Copy out the entries below in full and exactly.

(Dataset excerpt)
:::::

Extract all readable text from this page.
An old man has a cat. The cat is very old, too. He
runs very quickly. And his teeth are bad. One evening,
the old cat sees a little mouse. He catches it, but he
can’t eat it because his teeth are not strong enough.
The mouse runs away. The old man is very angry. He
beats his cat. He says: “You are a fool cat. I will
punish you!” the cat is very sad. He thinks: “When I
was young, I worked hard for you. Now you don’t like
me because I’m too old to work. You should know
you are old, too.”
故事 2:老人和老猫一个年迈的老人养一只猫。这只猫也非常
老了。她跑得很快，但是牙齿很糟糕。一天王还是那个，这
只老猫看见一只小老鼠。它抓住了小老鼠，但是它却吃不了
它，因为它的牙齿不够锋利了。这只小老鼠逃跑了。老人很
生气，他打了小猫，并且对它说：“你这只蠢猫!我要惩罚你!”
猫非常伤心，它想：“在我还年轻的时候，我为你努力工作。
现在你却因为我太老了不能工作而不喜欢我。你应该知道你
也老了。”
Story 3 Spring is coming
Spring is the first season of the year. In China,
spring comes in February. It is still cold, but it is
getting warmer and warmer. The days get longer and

:::::

= Solution to the exercise =
Extract all readable text from this page.
An old man has a cat. The cat is very old, too. He
runs very quickly. And his teeth are bad. One evening,
the old cat sees a little mouse. He catches it, but he
can’t eat it because his teeth are not strong enough.
The mouse runs away. The old man is very angry. He
beats his cat. He says: “You are a fool cat. I will
punish you!” the cat is very sad. He thinks: “When I
was young, I worked hard for you. Now you don’t like
me because I’m too old to work. You should know
you are old, too.”
故事 2:老人和老猫一个年迈的老人养一只猫。这只猫也非常
老了。她跑得很快，但是牙齿很糟糕。一天王还是那个，这
只老猫看见一只小老鼠。它抓住了小老鼠，但是它却吃不了
它，因为它的牙齿不够锋利了。这只小老鼠逃跑了。老人很
生气，他打了小猫，并且对它说：“你这只蠢猫!我要惩罚你!”
猫非常伤心，它想：“在我还年轻的时候，我为你努力工作。
现在你却因为我太老了不能工作而不喜欢我。你应该知道你
也老了。”
Story 3 Spring is coming
Spring is the first season of the year. In China,
spring comes in February. It is still cold, but it is
getting warmer and warmer. The days get longer and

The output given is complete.